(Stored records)

━━━

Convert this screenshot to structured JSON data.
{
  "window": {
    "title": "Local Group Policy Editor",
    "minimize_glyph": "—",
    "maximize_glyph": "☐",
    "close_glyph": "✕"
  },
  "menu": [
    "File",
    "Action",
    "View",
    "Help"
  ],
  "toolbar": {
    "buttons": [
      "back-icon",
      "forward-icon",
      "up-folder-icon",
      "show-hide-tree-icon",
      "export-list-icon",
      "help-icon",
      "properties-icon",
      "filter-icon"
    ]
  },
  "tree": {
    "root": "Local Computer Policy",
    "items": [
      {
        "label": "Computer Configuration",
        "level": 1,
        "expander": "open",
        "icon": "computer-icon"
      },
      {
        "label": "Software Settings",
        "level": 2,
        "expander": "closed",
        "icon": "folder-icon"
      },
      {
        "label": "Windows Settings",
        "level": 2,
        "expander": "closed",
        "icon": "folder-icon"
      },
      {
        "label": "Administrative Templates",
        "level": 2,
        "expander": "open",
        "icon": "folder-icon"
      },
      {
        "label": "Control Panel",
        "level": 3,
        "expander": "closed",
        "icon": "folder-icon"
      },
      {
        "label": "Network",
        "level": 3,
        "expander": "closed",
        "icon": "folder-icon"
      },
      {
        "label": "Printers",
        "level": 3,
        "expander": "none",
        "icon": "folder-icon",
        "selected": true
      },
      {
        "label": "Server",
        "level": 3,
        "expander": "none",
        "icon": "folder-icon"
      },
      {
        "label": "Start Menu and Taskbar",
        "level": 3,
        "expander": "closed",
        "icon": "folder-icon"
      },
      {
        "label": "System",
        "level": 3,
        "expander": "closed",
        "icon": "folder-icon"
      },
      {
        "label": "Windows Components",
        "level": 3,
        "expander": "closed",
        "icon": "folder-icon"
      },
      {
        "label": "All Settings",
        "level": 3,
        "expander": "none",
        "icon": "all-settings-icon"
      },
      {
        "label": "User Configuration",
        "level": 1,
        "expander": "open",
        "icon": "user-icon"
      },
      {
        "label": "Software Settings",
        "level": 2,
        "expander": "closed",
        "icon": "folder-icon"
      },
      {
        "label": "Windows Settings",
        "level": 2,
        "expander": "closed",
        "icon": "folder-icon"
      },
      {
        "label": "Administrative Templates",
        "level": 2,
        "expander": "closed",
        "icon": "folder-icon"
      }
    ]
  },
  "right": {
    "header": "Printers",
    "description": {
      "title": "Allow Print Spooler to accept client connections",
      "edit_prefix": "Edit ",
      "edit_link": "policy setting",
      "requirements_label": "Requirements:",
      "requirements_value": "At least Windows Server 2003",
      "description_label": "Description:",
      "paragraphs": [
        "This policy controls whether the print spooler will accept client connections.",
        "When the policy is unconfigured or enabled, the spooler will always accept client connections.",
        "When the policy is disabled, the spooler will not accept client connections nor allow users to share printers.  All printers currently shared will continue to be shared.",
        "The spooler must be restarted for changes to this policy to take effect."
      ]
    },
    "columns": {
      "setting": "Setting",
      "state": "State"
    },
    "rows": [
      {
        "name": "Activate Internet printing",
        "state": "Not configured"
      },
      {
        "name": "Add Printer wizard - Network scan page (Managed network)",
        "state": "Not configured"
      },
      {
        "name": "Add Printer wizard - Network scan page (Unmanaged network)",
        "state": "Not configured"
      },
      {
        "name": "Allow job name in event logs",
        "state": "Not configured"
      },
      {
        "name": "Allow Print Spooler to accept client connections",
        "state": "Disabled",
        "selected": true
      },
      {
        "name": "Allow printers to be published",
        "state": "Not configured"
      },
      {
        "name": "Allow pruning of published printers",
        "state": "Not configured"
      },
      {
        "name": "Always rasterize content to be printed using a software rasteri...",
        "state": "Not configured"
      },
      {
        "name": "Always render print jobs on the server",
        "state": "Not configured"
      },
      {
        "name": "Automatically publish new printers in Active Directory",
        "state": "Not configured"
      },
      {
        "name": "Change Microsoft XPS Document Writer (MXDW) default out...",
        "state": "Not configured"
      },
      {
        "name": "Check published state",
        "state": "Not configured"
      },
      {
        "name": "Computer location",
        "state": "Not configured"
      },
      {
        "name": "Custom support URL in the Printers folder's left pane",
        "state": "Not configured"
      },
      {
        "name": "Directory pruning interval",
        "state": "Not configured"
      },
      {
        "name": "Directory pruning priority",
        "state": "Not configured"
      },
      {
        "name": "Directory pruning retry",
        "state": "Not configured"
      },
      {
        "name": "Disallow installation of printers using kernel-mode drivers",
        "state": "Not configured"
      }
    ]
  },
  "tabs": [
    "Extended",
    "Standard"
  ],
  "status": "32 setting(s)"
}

━━━

■ **What you will do**
Using the listing above, please repeat every entry exactly.

■ **Finished task**
Convert this screenshot to structured JSON data.
{
  "window": {
    "title": "Local Group Policy Editor",
    "minimize_glyph": "—",
    "maximize_glyph": "☐",
    "close_glyph": "✕"
  },
  "menu": [
    "File",
    "Action",
    "View",
    "Help"
  ],
  "toolbar": {
    "buttons": [
      "back-icon",
      "forward-icon",
      "up-folder-icon",
      "show-hide-tree-icon",
      "export-list-icon",
      "help-icon",
      "properties-icon",
      "filter-icon"
    ]
  },
  "tree": {
    "root": "Local Computer Policy",
    "items": [
      {
        "label": "Computer Configuration",
        "level": 1,
        "expander": "open",
        "icon": "computer-icon"
      },
      {
        "label": "Software Settings",
        "level": 2,
        "expander": "closed",
        "icon": "folder-icon"
      },
      {
        "label": "Windows Settings",
        "level": 2,
        "expander": "closed",
        "icon": "folder-icon"
      },
      {
        "label": "Administrative Templates",
        "level": 2,
        "expander": "open",
        "icon": "folder-icon"
      },
      {
        "label": "Control Panel",
        "level": 3,
        "expander": "closed",
        "icon": "folder-icon"
      },
      {
        "label": "Network",
        "level": 3,
        "expander": "closed",
        "icon": "folder-icon"
      },
      {
        "label": "Printers",
        "level": 3,
        "expander": "none",
        "icon": "folder-icon",
        "selected": true
      },
      {
        "label": "Server",
        "level": 3,
        "expander": "none",
        "icon": "folder-icon"
      },
      {
        "label": "Start Menu and Taskbar",
        "level": 3,
        "expander": "closed",
        "icon": "folder-icon"
      },
      {
        "label": "System",
        "level": 3,
        "expander": "closed",
        "icon": "folder-icon"
      },
      {
        "label": "Windows Components",
        "level": 3,
        "expander": "closed",
        "icon": "folder-icon"
      },
      {
        "label": "All Settings",
        "level": 3,
        "expander": "none",
        "icon": "all-settings-icon"
      },
      {
        "label": "User Configuration",
        "level": 1,
        "expander": "open",
        "icon": "user-icon"
      },
      {
        "label": "Software Settings",
        "level": 2,
        "expander": "closed",
        "icon": "folder-icon"
      },
      {
        "label": "Windows Settings",
        "level": 2,
        "expander": "closed",
        "icon": "folder-icon"
      },
      {
        "label": "Administrative Templates",
        "level": 2,
        "expander": "closed",
        "icon": "folder-icon"
      }
    ]
  },
  "right": {
    "header": "Printers",
    "description": {
      "title": "Allow Print Spooler to accept client connections",
      "edit_prefix": "Edit ",
      "edit_link": "policy setting",
      "requirements_label": "Requirements:",
      "requirements_value": "At least Windows Server 2003",
      "description_label": "Description:",
      "paragraphs": [
        "This policy controls whether the print spooler will accept client connections.",
        "When the policy is unconfigured or enabled, the spooler will always accept client connections.",
        "When the policy is disabled, the spooler will not accept client connections nor allow users to share printers.  All printers currently shared will continue to be shared.",
        "The spooler must be restarted for changes to this policy to take effect."
      ]
    },
    "columns": {
      "setting": "Setting",
      "state": "State"
    },
    "rows": [
      {
        "name": "Activate Internet printing",
        "state": "Not configured"
      },
      {
        "name": "Add Printer wizard - Network scan page (Managed network)",
        "state": "Not configured"
      },
      {
        "name": "Add Printer wizard - Network scan page (Unmanaged network)",
        "state": "Not configured"
      },
      {
        "name": "Allow job name in event logs",
        "state": "Not configured"
      },
      {
        "name": "Allow Print Spooler to accept client connections",
        "state": "Disabled",
        "selected": true
      },
      {
        "name": "Allow printers to be published",
        "state": "Not configured"
      },
      {
        "name": "Allow pruning of published printers",
        "state": "Not configured"
      },
      {
        "name": "Always rasterize content to be printed using a software rasteri...",
        "state": "Not configured"
      },
      {
        "name": "Always render print jobs on the server",
        "state": "Not configured"
      },
      {
        "name": "Automatically publish new printers in Active Directory",
        "state": "Not configured"
      },
      {
        "name": "Change Microsoft XPS Document Writer (MXDW) default out...",
        "state": "Not configured"
      },
      {
        "name": "Check published state",
        "state": "Not configured"
      },
      {
        "name": "Computer location",
        "state": "Not configured"
      },
      {
        "name": "Custom support URL in the Printers folder's left pane",
        "state": "Not configured"
      },
      {
        "name": "Directory pruning interval",
        "state": "Not configured"
      },
      {
        "name": "Directory pruning priority",
        "state": "Not configured"
      },
      {
        "name": "Directory pruning retry",
        "state": "Not configured"
      },
      {
        "name": "Disallow installation of printers using kernel-mode drivers",
        "state": "Not configured"
      }
    ]
  },
  "tabs": [
    "Extended",
    "Standard"
  ],
  "status": "32 setting(s)"
}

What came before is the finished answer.